### SUPPLIED DATA

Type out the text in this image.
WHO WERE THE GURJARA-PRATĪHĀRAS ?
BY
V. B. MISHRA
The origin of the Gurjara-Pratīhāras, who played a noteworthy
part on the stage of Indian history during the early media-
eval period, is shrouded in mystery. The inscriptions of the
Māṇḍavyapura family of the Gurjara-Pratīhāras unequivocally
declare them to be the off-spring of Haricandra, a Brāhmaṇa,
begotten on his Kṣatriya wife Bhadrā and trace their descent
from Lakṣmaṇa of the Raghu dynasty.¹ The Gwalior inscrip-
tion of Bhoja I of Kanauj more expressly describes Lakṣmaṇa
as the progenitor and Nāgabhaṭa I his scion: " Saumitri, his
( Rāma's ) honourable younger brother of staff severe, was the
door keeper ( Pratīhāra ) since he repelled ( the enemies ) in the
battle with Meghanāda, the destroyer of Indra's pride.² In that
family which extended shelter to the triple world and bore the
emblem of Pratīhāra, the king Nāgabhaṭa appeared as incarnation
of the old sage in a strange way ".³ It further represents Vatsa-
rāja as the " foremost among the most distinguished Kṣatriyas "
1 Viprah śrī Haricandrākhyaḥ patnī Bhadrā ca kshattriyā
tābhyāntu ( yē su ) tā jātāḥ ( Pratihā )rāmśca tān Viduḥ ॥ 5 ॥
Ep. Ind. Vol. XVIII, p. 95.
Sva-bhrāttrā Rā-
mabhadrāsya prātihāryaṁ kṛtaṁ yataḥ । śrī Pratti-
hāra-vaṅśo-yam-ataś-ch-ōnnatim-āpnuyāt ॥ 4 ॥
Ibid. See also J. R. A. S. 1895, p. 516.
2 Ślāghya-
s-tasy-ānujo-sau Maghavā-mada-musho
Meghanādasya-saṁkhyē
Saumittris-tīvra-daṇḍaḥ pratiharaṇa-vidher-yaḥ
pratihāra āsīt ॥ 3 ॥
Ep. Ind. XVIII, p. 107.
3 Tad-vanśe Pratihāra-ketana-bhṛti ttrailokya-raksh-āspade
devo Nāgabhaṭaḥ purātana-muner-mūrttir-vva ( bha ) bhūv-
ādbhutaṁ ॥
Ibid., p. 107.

### TASK TO CARRY OUT
Make an exact copy of the data above.

### FULL SOLUTION
Type out the text in this image.
WHO WERE THE GURJARA-PRATĪHĀRAS ?
BY
V. B. MISHRA
The origin of the Gurjara-Pratīhāras, who played a noteworthy
part on the stage of Indian history during the early media-
eval period, is shrouded in mystery. The inscriptions of the
Māṇḍavyapura family of the Gurjara-Pratīhāras unequivocally
declare them to be the off-spring of Haricandra, a Brāhmaṇa,
begotten on his Kṣatriya wife Bhadrā and trace their descent
from Lakṣmaṇa of the Raghu dynasty.¹ The Gwalior inscrip-
tion of Bhoja I of Kanauj more expressly describes Lakṣmaṇa
as the progenitor and Nāgabhaṭa I his scion: " Saumitri, his
( Rāma's ) honourable younger brother of staff severe, was the
door keeper ( Pratīhāra ) since he repelled ( the enemies ) in the
battle with Meghanāda, the destroyer of Indra's pride.² In that
family which extended shelter to the triple world and bore the
emblem of Pratīhāra, the king Nāgabhaṭa appeared as incarnation
of the old sage in a strange way ".³ It further represents Vatsa-
rāja as the " foremost among the most distinguished Kṣatriyas "
1 Viprah śrī Haricandrākhyaḥ patnī Bhadrā ca kshattriyā
tābhyāntu ( yē su ) tā jātāḥ ( Pratihā )rāmśca tān Viduḥ ॥ 5 ॥
Ep. Ind. Vol. XVIII, p. 95.
Sva-bhrāttrā Rā-
mabhadrāsya prātihāryaṁ kṛtaṁ yataḥ । śrī Pratti-
hāra-vaṅśo-yam-ataś-ch-ōnnatim-āpnuyāt ॥ 4 ॥
Ibid. See also J. R. A. S. 1895, p. 516.
2 Ślāghya-
s-tasy-ānujo-sau Maghavā-mada-musho
Meghanādasya-saṁkhyē
Saumittris-tīvra-daṇḍaḥ pratiharaṇa-vidher-yaḥ
pratihāra āsīt ॥ 3 ॥
Ep. Ind. XVIII, p. 107.
3 Tad-vanśe Pratihāra-ketana-bhṛti ttrailokya-raksh-āspade
devo Nāgabhaṭaḥ purātana-muner-mūrttir-vva ( bha ) bhūv-
ādbhutaṁ ॥
Ibid., p. 107.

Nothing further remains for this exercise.